Stated goal: Every line below that holds the string "peccat" should be copied out.

Source records:

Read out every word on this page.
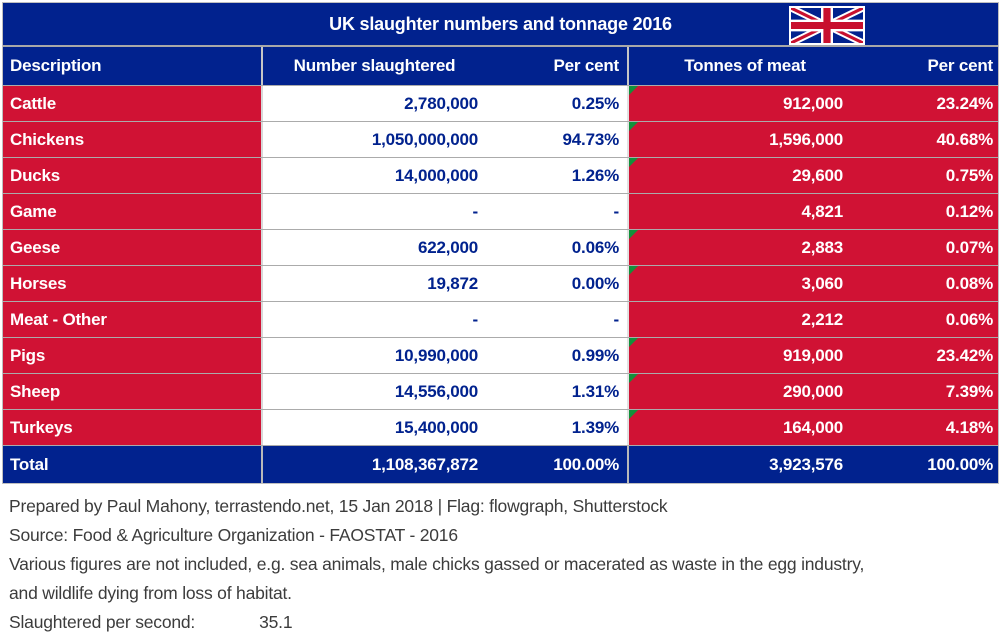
UK slaughter numbers and tonnage 2016
Description	Number slaughtered	Per cent	Tonnes of meat	Per cent
Cattle	2,780,000	0.25%	912,000	23.24%
Chickens	1,050,000,000	94.73%	1,596,000	40.68%
Ducks	14,000,000	1.26%	29,600	0.75%
Game	-	-	4,821	0.12%
Geese	622,000	0.06%	2,883	0.07%
Horses	19,872	0.00%	3,060	0.08%
Meat - Other	-	-	2,212	0.06%
Pigs	10,990,000	0.99%	919,000	23.42%
Sheep	14,556,000	1.31%	290,000	7.39%
Turkeys	15,400,000	1.39%	164,000	4.18%
Total	1,108,367,872	100.00%	3,923,576	100.00%
Prepared by Paul Mahony, terrastendo.net, 15 Jan 2018 | Flag: flowgraph, Shutterstock
Source: Food & Agriculture Organization - FAOSTAT - 2016
Various figures are not included, e.g. sea animals, male chicks gassed or macerated as waste in the egg industry,
and wildlife dying from loss of habitat.
Slaughtered per second:	35.1
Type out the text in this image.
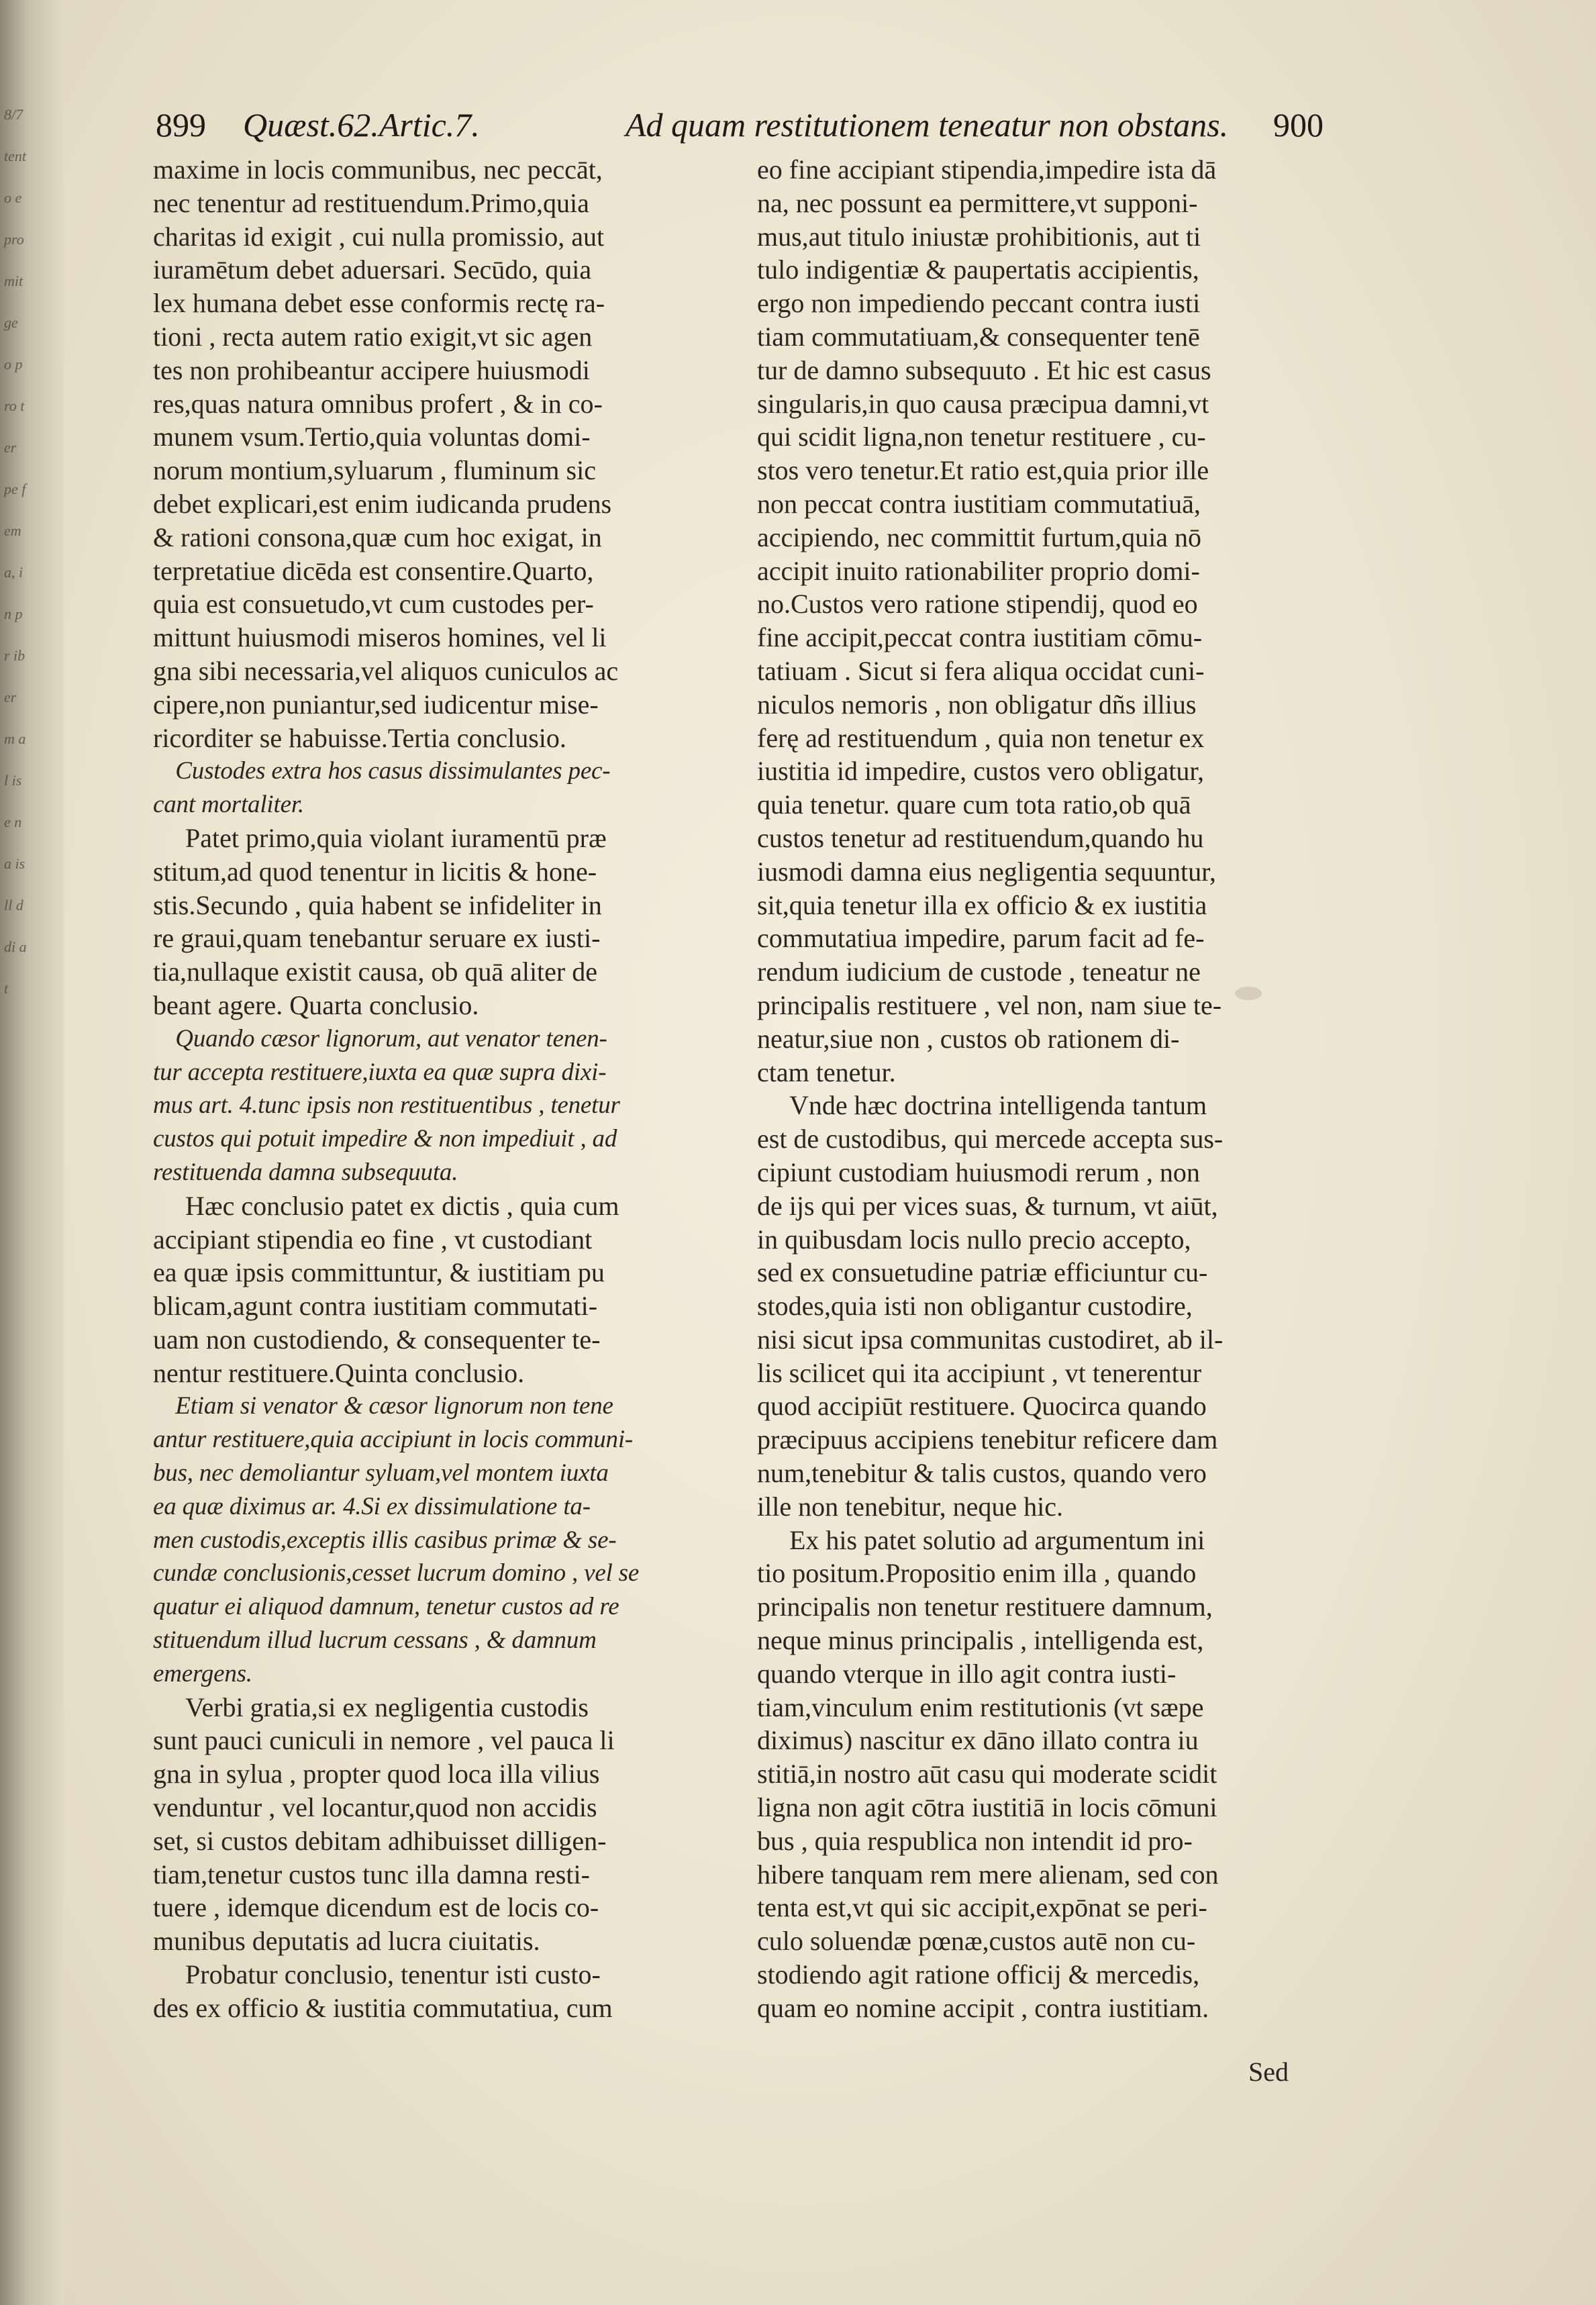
8/7 tento e pro mit ge o pro ter pe fem a, in pr ib er m al is e n a is ll d di at
899 Quæst.62.Artic.7.	Ad quam restitutionem teneatur non obstans. 900

maxime in locis communibus, nec peccāt,
nec tenentur ad restituendum.Primo,quia
charitas id exigit , cui nulla promissio, aut
iuramētum debet aduersari. Secūdo, quia
lex humana debet esse conformis rectę ra-
tioni , recta autem ratio exigit,vt sic agen
tes non prohibeantur accipere huiusmodi
res,quas natura omnibus profert , & in co-
munem vsum.Tertio,quia voluntas domi-
norum montium,syluarum , fluminum sic
debet explicari,est enim iudicanda prudens
& rationi consona,quæ cum hoc exigat, in
terpretatiue dicēda est consentire.Quarto,
quia est consuetudo,vt cum custodes per-
mittunt huiusmodi miseros homines, vel li
gna sibi necessaria,vel aliquos cuniculos ac
cipere,non puniantur,sed iudicentur mise-
ricorditer se habuisse.Tertia conclusio.

Custodes extra hos casus dissimulantes pec-
cant mortaliter.

Patet primo,quia violant iuramentū præ
stitum,ad quod tenentur in licitis & hone-
stis.Secundo , quia habent se infideliter in
re graui,quam tenebantur seruare ex iusti-
tia,nullaque existit causa, ob quā aliter de
beant agere. Quarta conclusio.

Quando cæsor lignorum, aut venator tenen-
tur accepta restituere,iuxta ea quæ supra dixi-
mus art. 4.tunc ipsis non restituentibus , tenetur
custos qui potuit impedire & non impediuit , ad
restituenda damna subsequuta.

Hæc conclusio patet ex dictis , quia cum
accipiant stipendia eo fine , vt custodiant
ea quæ ipsis committuntur, & iustitiam pu
blicam,agunt contra iustitiam commutati-
uam non custodiendo, & consequenter te-
nentur restituere.Quinta conclusio.

Etiam si venator & cæsor lignorum non tene
antur restituere,quia accipiunt in locis communi-
bus, nec demoliantur syluam,vel montem iuxta
ea quæ diximus ar. 4.Si ex dissimulatione ta-
men custodis,exceptis illis casibus primæ & se-
cundæ conclusionis,cesset lucrum domino , vel se
quatur ei aliquod damnum, tenetur custos ad re
stituendum illud lucrum cessans , & damnum
emergens.

Verbi gratia,si ex negligentia custodis
sunt pauci cuniculi in nemore , vel pauca li
gna in sylua , propter quod loca illa vilius
venduntur , vel locantur,quod non accidis
set, si custos debitam adhibuisset dilligen-
tiam,tenetur custos tunc illa damna resti-
tuere , idemque dicendum est de locis co-
munibus deputatis ad lucra ciuitatis.

Probatur conclusio, tenentur isti custo-
des ex officio & iustitia commutatiua, cum

eo fine accipiant stipendia,impedire ista dā
na, nec possunt ea permittere,vt supponi-
mus,aut titulo iniustæ prohibitionis, aut ti
tulo indigentiæ & paupertatis accipientis,
ergo non impediendo peccant contra iusti
tiam commutatiuam,& consequenter tenē
tur de damno subsequuto . Et hic est casus
singularis,in quo causa præcipua damni,vt
qui scidit ligna,non tenetur restituere , cu-
stos vero tenetur.Et ratio est,quia prior ille
non peccat contra iustitiam commutatiuā,
accipiendo, nec committit furtum,quia nō
accipit inuito rationabiliter proprio domi-
no.Custos vero ratione stipendij, quod eo
fine accipit,peccat contra iustitiam cōmu-
tatiuam . Sicut si fera aliqua occidat cuni-
niculos nemoris , non obligatur dñs illius
ferę ad restituendum , quia non tenetur ex
iustitia id impedire, custos vero obligatur,
quia tenetur. quare cum tota ratio,ob quā
custos tenetur ad restituendum,quando hu
iusmodi damna eius negligentia sequuntur,
sit,quia tenetur illa ex officio & ex iustitia
commutatiua impedire, parum facit ad fe-
rendum iudicium de custode , teneatur ne
principalis restituere , vel non, nam siue te-
neatur,siue non , custos ob rationem di-
ctam tenetur.

Vnde hæc doctrina intelligenda tantum
est de custodibus, qui mercede accepta sus-
cipiunt custodiam huiusmodi rerum , non
de ijs qui per vices suas, & turnum, vt aiūt,
in quibusdam locis nullo precio accepto,
sed ex consuetudine patriæ efficiuntur cu-
stodes,quia isti non obligantur custodire,
nisi sicut ipsa communitas custodiret, ab il-
lis scilicet qui ita accipiunt , vt tenerentur
quod accipiūt restituere. Quocirca quando
præcipuus accipiens tenebitur reficere dam
num,tenebitur & talis custos, quando vero
ille non tenebitur, neque hic.

Ex his patet solutio ad argumentum ini
tio positum.Propositio enim illa , quando
principalis non tenetur restituere damnum,
neque minus principalis , intelligenda est,
quando vterque in illo agit contra iusti-
tiam,vinculum enim restitutionis (vt sæpe
diximus) nascitur ex dāno illato contra iu
stitiā,in nostro aūt casu qui moderate scidit
ligna non agit cōtra iustitiā in locis cōmuni
bus , quia respublica non intendit id pro-
hibere tanquam rem mere alienam, sed con
tenta est,vt qui sic accipit,expōnat se peri-
culo soluendæ pœnæ,custos autē non cu-
stodiendo agit ratione officij & mercedis,
quam eo nomine accipit , contra iustitiam.

Sed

Full response:
non peccat contra iustitiam commutatiuā,
fine accipit,peccat contra iustitiam cōmu-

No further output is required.